To do —
Read the data and repeat all of it exactly.
--- Start ---
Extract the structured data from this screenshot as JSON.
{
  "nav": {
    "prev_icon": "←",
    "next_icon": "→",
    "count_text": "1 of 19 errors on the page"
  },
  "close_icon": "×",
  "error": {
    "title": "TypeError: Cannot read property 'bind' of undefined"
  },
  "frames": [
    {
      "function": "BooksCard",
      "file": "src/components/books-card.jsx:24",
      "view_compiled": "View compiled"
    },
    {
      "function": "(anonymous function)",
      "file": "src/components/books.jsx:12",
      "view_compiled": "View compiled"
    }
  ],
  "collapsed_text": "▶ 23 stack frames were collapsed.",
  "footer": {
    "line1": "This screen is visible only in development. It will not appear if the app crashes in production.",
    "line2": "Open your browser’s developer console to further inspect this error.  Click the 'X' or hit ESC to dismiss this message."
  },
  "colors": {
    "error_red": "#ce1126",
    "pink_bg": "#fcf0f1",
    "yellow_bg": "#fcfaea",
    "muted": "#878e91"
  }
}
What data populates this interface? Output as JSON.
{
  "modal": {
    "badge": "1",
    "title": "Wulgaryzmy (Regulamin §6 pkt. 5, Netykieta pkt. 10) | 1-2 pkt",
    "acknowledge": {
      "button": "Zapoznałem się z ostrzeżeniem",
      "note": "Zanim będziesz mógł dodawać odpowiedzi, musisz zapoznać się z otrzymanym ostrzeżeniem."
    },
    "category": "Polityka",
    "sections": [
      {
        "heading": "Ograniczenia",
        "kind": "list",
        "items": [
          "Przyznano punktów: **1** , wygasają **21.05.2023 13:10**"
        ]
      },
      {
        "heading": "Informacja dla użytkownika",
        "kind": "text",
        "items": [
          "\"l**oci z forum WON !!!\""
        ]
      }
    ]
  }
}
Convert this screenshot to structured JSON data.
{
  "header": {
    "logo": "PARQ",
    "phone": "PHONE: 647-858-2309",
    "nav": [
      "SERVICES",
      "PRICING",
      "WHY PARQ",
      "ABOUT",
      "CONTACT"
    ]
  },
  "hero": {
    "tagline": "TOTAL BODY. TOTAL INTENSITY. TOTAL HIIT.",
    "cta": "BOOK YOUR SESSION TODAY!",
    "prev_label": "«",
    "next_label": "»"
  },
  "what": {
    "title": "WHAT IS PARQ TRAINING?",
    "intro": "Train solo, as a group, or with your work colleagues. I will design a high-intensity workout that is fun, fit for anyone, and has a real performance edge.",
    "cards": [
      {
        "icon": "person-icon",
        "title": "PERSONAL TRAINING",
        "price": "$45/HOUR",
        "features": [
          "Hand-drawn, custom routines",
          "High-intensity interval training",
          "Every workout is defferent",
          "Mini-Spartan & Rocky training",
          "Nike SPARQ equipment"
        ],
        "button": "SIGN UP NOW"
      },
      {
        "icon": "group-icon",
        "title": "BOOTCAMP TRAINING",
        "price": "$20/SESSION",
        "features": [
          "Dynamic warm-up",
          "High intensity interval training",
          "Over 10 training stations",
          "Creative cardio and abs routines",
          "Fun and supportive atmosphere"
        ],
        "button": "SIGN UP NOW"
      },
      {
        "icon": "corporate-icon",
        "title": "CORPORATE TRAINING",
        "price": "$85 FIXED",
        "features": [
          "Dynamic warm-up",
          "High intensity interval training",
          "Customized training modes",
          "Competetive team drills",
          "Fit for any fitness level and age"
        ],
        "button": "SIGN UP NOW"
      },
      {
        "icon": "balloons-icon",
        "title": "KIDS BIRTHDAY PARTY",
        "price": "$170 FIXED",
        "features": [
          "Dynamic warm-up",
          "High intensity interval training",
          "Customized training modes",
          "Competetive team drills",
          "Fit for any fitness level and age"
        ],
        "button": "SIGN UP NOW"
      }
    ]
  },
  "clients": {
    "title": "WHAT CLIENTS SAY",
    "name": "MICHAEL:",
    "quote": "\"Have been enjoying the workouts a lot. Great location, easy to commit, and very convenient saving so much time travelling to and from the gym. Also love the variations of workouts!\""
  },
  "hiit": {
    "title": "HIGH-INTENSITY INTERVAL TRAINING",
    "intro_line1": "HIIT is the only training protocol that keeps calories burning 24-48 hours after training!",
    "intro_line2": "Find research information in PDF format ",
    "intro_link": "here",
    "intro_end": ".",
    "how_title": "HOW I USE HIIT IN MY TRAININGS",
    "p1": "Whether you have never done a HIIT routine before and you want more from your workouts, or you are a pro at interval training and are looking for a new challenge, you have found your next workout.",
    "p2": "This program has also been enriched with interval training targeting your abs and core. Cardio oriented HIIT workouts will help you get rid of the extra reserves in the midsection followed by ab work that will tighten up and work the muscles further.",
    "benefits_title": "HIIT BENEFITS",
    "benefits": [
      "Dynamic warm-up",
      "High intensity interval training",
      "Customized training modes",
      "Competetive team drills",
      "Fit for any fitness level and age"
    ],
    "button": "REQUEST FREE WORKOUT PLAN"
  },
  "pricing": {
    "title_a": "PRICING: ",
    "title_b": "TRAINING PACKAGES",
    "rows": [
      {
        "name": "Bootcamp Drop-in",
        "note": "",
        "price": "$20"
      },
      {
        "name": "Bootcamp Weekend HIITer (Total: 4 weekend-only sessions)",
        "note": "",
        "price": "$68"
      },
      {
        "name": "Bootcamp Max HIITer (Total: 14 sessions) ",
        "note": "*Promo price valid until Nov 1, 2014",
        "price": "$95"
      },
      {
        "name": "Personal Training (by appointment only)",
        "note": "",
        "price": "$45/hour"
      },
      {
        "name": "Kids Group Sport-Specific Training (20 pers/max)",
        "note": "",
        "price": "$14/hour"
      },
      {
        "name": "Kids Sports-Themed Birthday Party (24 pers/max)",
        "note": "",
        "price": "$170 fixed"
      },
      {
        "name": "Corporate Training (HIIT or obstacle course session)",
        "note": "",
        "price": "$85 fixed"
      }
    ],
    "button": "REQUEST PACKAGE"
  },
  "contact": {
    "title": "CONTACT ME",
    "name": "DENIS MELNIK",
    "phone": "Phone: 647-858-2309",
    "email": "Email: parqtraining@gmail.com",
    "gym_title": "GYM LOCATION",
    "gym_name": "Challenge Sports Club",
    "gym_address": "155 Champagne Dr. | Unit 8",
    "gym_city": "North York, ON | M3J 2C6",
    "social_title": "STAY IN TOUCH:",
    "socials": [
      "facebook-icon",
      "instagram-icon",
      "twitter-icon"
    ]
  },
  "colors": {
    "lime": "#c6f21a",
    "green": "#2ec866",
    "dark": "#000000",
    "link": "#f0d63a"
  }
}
--- End ---
Output of the exercise —
Extract the structured data from this screenshot as JSON.
{
  "nav": {
    "prev_icon": "←",
    "next_icon": "→",
    "count_text": "1 of 19 errors on the page"
  },
  "close_icon": "×",
  "error": {
    "title": "TypeError: Cannot read property 'bind' of undefined"
  },
  "frames": [
    {
      "function": "BooksCard",
      "file": "src/components/books-card.jsx:24",
      "view_compiled": "View compiled"
    },
    {
      "function": "(anonymous function)",
      "file": "src/components/books.jsx:12",
      "view_compiled": "View compiled"
    }
  ],
  "collapsed_text": "▶ 23 stack frames were collapsed.",
  "footer": {
    "line1": "This screen is visible only in development. It will not appear if the app crashes in production.",
    "line2": "Open your browser’s developer console to further inspect this error.  Click the 'X' or hit ESC to dismiss this message."
  },
  "colors": {
    "error_red": "#ce1126",
    "pink_bg": "#fcf0f1",
    "yellow_bg": "#fcfaea",
    "muted": "#878e91"
  }
}
What data populates this interface? Output as JSON.
{
  "modal": {
    "badge": "1",
    "title": "Wulgaryzmy (Regulamin §6 pkt. 5, Netykieta pkt. 10) | 1-2 pkt",
    "acknowledge": {
      "button": "Zapoznałem się z ostrzeżeniem",
      "note": "Zanim będziesz mógł dodawać odpowiedzi, musisz zapoznać się z otrzymanym ostrzeżeniem."
    },
    "category": "Polityka",
    "sections": [
      {
        "heading": "Ograniczenia",
        "kind": "list",
        "items": [
          "Przyznano punktów: **1** , wygasają **21.05.2023 13:10**"
        ]
      },
      {
        "heading": "Informacja dla użytkownika",
        "kind": "text",
        "items": [
          "\"l**oci z forum WON !!!\""
        ]
      }
    ]
  }
}
Convert this screenshot to structured JSON data.
{
  "header": {
    "logo": "PARQ",
    "phone": "PHONE: 647-858-2309",
    "nav": [
      "SERVICES",
      "PRICING",
      "WHY PARQ",
      "ABOUT",
      "CONTACT"
    ]
  },
  "hero": {
    "tagline": "TOTAL BODY. TOTAL INTENSITY. TOTAL HIIT.",
    "cta": "BOOK YOUR SESSION TODAY!",
    "prev_label": "«",
    "next_label": "»"
  },
  "what": {
    "title": "WHAT IS PARQ TRAINING?",
    "intro": "Train solo, as a group, or with your work colleagues. I will design a high-intensity workout that is fun, fit for anyone, and has a real performance edge.",
    "cards": [
      {
        "icon": "person-icon",
        "title": "PERSONAL TRAINING",
        "price": "$45/HOUR",
        "features": [
          "Hand-drawn, custom routines",
          "High-intensity interval training",
          "Every workout is defferent",
          "Mini-Spartan & Rocky training",
          "Nike SPARQ equipment"
        ],
        "button": "SIGN UP NOW"
      },
      {
        "icon": "group-icon",
        "title": "BOOTCAMP TRAINING",
        "price": "$20/SESSION",
        "features": [
          "Dynamic warm-up",
          "High intensity interval training",
          "Over 10 training stations",
          "Creative cardio and abs routines",
          "Fun and supportive atmosphere"
        ],
        "button": "SIGN UP NOW"
      },
      {
        "icon": "corporate-icon",
        "title": "CORPORATE TRAINING",
        "price": "$85 FIXED",
        "features": [
          "Dynamic warm-up",
          "High intensity interval training",
          "Customized training modes",
          "Competetive team drills",
          "Fit for any fitness level and age"
        ],
        "button": "SIGN UP NOW"
      },
      {
        "icon": "balloons-icon",
        "title": "KIDS BIRTHDAY PARTY",
        "price": "$170 FIXED",
        "features": [
          "Dynamic warm-up",
          "High intensity interval training",
          "Customized training modes",
          "Competetive team drills",
          "Fit for any fitness level and age"
        ],
        "button": "SIGN UP NOW"
      }
    ]
  },
  "clients": {
    "title": "WHAT CLIENTS SAY",
    "name": "MICHAEL:",
    "quote": "\"Have been enjoying the workouts a lot. Great location, easy to commit, and very convenient saving so much time travelling to and from the gym. Also love the variations of workouts!\""
  },
  "hiit": {
    "title": "HIGH-INTENSITY INTERVAL TRAINING",
    "intro_line1": "HIIT is the only training protocol that keeps calories burning 24-48 hours after training!",
    "intro_line2": "Find research information in PDF format ",
    "intro_link": "here",
    "intro_end": ".",
    "how_title": "HOW I USE HIIT IN MY TRAININGS",
    "p1": "Whether you have never done a HIIT routine before and you want more from your workouts, or you are a pro at interval training and are looking for a new challenge, you have found your next workout.",
    "p2": "This program has also been enriched with interval training targeting your abs and core. Cardio oriented HIIT workouts will help you get rid of the extra reserves in the midsection followed by ab work that will tighten up and work the muscles further.",
    "benefits_title": "HIIT BENEFITS",
    "benefits": [
      "Dynamic warm-up",
      "High intensity interval training",
      "Customized training modes",
      "Competetive team drills",
      "Fit for any fitness level and age"
    ],
    "button": "REQUEST FREE WORKOUT PLAN"
  },
  "pricing": {
    "title_a": "PRICING: ",
    "title_b": "TRAINING PACKAGES",
    "rows": [
      {
        "name": "Bootcamp Drop-in",
        "note": "",
        "price": "$20"
      },
      {
        "name": "Bootcamp Weekend HIITer (Total: 4 weekend-only sessions)",
        "note": "",
        "price": "$68"
      },
      {
        "name": "Bootcamp Max HIITer (Total: 14 sessions) ",
        "note": "*Promo price valid until Nov 1, 2014",
        "price": "$95"
      },
      {
        "name": "Personal Training (by appointment only)",
        "note": "",
        "price": "$45/hour"
      },
      {
        "name": "Kids Group Sport-Specific Training (20 pers/max)",
        "note": "",
        "price": "$14/hour"
      },
      {
        "name": "Kids Sports-Themed Birthday Party (24 pers/max)",
        "note": "",
        "price": "$170 fixed"
      },
      {
        "name": "Corporate Training (HIIT or obstacle course session)",
        "note": "",
        "price": "$85 fixed"
      }
    ],
    "button": "REQUEST PACKAGE"
  },
  "contact": {
    "title": "CONTACT ME",
    "name": "DENIS MELNIK",
    "phone": "Phone: 647-858-2309",
    "email": "Email: parqtraining@gmail.com",
    "gym_title": "GYM LOCATION",
    "gym_name": "Challenge Sports Club",
    "gym_address": "155 Champagne Dr. | Unit 8",
    "gym_city": "North York, ON | M3J 2C6",
    "social_title": "STAY IN TOUCH:",
    "socials": [
      "facebook-icon",
      "instagram-icon",
      "twitter-icon"
    ]
  },
  "colors": {
    "lime": "#c6f21a",
    "green": "#2ec866",
    "dark": "#000000",
    "link": "#f0d63a"
  }
}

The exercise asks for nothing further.